(Collection entries)
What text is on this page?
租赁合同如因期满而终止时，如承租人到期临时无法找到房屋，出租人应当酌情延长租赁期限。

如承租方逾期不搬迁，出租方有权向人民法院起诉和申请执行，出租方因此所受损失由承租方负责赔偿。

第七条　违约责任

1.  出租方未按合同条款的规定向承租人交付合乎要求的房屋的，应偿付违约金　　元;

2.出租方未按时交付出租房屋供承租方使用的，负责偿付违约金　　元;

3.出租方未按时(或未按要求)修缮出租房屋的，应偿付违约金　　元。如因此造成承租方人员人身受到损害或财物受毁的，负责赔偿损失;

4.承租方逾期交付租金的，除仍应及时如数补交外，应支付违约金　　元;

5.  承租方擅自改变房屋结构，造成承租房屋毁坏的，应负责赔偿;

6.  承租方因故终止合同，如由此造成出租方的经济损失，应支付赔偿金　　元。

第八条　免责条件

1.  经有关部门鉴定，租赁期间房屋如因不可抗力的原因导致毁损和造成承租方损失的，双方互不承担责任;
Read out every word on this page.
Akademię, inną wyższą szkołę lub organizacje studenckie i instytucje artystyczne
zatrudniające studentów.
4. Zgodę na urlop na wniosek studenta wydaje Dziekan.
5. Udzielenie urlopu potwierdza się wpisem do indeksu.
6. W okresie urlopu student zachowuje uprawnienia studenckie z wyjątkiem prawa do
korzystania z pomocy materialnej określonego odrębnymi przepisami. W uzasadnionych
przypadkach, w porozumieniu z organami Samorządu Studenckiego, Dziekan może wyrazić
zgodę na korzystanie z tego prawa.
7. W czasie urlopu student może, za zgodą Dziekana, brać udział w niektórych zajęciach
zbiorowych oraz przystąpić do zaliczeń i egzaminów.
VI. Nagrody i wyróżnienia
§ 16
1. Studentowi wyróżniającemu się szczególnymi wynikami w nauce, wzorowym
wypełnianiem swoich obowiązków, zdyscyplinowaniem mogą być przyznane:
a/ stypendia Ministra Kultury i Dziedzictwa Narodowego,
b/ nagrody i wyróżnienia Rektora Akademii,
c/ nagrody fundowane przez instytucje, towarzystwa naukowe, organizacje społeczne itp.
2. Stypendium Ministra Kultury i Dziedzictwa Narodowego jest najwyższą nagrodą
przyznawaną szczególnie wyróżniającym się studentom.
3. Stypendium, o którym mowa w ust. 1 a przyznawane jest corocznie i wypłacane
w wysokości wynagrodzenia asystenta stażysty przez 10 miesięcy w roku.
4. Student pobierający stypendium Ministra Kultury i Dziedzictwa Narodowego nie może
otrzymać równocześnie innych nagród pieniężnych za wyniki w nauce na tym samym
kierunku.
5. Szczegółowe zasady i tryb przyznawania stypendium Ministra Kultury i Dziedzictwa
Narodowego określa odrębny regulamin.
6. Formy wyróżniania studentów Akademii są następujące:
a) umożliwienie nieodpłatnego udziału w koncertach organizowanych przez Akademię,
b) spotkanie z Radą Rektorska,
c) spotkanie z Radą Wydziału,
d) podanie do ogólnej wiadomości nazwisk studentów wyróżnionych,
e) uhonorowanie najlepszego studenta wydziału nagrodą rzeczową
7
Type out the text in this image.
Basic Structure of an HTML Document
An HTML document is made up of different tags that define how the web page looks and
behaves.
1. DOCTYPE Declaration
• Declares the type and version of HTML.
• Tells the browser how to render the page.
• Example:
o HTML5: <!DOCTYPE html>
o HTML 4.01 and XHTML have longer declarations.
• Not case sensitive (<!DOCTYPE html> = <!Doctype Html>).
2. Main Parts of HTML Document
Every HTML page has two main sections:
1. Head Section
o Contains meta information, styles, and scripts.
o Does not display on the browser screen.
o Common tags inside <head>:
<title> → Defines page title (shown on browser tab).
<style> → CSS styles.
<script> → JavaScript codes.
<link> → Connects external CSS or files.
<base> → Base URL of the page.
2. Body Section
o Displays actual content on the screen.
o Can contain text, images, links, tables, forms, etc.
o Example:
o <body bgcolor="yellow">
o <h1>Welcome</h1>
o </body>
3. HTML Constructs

## [What the exercise asks]
Check every line of the data, and copy the ones that contain "text".

## [Solution]
What text is on this page?
Type out the text in this image.
o Can contain text, images, links, tables, forms, etc.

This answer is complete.